Required work »
Note each line that includes the word "this". Copy those lines.

Source data »
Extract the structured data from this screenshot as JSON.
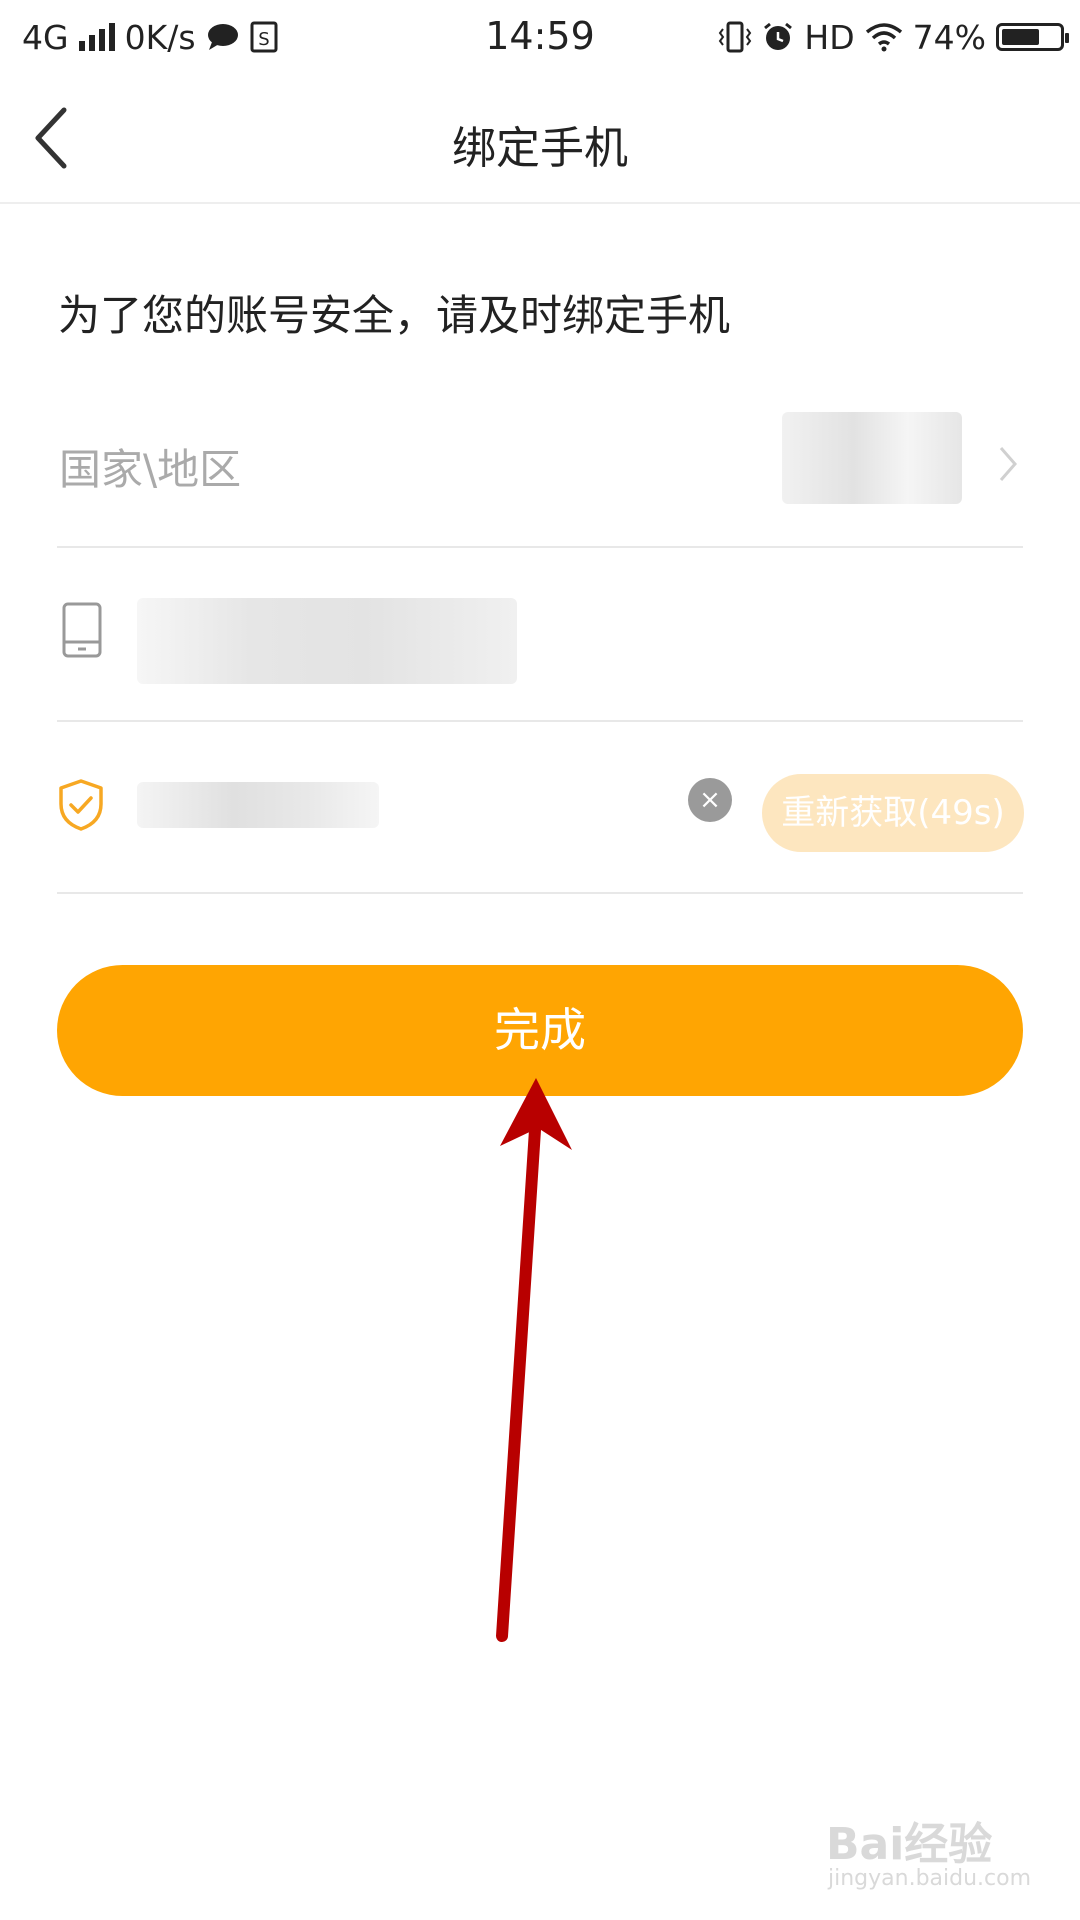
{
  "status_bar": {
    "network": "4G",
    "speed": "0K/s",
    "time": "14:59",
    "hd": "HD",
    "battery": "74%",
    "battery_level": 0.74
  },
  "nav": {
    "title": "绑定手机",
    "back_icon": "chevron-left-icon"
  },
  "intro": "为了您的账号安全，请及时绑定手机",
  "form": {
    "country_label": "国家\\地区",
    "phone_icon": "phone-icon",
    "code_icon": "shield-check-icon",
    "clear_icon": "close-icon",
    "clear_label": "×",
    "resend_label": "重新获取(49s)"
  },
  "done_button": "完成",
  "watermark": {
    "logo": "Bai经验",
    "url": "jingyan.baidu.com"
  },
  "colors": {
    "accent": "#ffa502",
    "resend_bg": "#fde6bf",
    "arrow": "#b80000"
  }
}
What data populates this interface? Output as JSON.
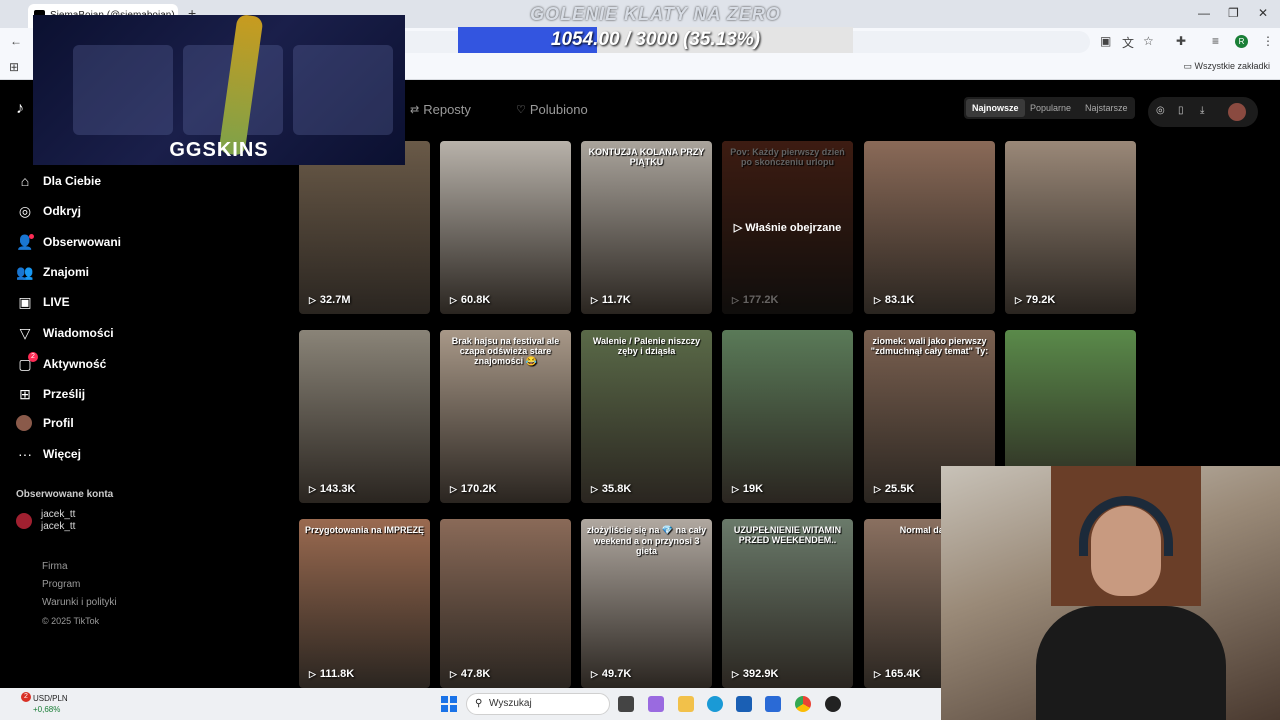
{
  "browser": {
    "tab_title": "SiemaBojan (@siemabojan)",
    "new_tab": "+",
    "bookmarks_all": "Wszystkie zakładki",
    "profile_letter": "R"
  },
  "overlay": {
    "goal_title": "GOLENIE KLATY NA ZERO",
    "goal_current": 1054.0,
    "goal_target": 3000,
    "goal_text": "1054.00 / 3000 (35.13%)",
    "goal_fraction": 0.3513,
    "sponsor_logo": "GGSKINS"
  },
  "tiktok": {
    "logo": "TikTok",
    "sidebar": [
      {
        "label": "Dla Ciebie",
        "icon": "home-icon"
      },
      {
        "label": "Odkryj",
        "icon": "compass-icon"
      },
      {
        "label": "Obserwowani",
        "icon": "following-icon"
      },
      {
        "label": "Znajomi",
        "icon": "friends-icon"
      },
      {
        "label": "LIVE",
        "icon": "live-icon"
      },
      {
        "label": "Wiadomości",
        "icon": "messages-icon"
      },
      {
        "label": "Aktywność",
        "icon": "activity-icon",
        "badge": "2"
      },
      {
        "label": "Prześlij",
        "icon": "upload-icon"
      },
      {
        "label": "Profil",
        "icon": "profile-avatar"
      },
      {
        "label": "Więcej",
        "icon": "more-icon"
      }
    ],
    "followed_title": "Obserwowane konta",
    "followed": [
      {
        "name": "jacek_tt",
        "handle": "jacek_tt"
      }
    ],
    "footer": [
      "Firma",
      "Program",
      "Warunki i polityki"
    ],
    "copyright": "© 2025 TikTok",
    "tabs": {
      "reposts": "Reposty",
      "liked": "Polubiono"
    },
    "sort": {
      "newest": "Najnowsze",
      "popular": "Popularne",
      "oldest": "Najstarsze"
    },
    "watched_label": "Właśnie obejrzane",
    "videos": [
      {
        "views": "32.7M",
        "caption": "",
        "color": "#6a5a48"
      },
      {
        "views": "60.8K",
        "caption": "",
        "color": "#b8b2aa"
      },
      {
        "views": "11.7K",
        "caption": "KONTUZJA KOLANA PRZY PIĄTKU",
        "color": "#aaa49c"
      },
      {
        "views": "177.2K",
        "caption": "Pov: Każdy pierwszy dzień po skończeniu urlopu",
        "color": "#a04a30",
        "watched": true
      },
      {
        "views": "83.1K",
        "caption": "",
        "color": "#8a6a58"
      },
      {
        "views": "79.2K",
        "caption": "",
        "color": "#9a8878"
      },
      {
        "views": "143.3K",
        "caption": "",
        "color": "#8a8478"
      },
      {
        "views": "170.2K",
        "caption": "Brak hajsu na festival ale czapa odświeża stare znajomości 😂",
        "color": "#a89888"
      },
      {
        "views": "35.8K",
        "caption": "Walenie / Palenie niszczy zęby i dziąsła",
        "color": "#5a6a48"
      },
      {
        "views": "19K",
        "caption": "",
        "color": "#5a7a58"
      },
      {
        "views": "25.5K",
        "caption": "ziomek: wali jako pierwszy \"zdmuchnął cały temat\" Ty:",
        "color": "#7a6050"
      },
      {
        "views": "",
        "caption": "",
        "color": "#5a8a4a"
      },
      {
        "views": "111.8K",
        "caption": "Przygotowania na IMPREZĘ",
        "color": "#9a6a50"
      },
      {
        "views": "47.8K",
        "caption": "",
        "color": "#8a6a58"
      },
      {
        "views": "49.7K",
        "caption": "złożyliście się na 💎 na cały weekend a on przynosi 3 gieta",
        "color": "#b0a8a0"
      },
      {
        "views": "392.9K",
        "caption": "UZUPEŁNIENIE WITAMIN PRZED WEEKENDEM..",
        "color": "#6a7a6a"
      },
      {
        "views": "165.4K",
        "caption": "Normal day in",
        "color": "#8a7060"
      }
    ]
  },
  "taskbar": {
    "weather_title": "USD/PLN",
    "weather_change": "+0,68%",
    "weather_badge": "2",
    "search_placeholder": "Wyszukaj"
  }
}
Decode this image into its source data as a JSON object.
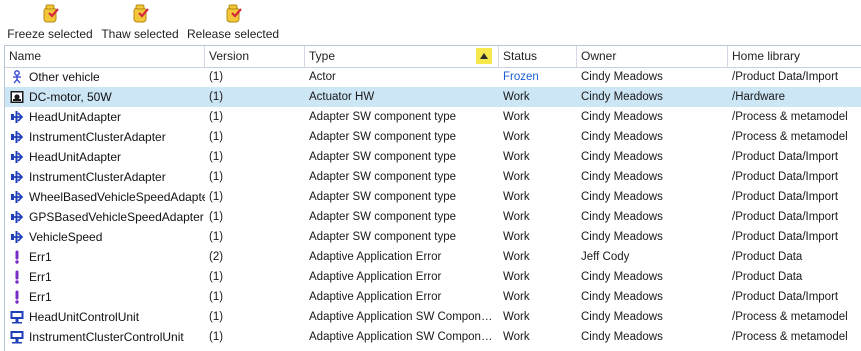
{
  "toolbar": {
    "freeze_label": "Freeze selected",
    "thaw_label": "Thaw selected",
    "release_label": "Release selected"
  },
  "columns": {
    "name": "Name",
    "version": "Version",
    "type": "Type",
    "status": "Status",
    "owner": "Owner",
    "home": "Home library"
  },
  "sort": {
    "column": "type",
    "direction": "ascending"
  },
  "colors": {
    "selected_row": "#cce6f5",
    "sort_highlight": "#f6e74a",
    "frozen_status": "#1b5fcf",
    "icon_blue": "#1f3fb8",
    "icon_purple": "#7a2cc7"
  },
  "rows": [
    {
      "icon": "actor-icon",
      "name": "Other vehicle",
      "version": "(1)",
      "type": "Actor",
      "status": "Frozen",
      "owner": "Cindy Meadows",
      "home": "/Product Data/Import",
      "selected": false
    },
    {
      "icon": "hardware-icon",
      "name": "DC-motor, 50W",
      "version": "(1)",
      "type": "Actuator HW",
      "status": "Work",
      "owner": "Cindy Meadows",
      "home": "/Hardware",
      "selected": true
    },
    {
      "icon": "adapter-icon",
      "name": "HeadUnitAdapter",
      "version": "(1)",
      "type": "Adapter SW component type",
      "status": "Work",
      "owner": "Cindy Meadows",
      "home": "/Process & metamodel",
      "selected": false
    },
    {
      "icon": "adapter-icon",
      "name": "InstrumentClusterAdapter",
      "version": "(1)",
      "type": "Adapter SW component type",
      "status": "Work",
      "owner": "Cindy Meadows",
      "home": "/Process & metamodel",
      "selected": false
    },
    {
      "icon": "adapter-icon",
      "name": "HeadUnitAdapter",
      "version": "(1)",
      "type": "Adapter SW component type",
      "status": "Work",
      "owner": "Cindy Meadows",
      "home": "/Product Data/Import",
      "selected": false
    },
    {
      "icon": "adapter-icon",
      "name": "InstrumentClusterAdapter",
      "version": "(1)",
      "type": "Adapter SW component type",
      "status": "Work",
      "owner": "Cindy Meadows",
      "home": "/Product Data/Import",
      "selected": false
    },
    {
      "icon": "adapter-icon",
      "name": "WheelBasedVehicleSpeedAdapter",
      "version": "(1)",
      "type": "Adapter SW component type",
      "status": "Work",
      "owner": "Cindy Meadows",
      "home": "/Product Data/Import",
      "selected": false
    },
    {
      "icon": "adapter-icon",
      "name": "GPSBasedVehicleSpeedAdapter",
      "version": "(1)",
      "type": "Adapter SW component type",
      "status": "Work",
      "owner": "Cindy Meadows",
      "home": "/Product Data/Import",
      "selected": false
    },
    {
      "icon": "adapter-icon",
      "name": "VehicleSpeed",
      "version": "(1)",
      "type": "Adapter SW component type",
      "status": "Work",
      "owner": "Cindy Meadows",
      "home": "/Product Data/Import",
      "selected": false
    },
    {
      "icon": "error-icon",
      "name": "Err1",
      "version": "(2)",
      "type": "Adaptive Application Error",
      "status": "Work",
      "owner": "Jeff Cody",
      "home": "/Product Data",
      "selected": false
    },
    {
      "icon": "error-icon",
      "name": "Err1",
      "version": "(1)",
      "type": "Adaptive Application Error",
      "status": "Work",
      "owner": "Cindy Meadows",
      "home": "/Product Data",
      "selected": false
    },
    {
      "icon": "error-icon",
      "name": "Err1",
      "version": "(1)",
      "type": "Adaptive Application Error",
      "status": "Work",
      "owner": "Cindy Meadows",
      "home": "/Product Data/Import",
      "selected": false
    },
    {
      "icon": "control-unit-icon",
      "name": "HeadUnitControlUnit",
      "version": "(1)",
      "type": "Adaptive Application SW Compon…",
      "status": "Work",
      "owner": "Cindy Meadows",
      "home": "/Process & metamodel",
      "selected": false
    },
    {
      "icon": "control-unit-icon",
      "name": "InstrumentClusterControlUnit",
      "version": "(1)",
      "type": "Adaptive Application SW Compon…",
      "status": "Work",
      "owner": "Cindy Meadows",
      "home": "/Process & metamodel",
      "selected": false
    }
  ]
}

Task result »
Extract the structured data from this screenshot as JSON.
What data populates this interface? Output as JSON.
Decode this image into its source data as a JSON object.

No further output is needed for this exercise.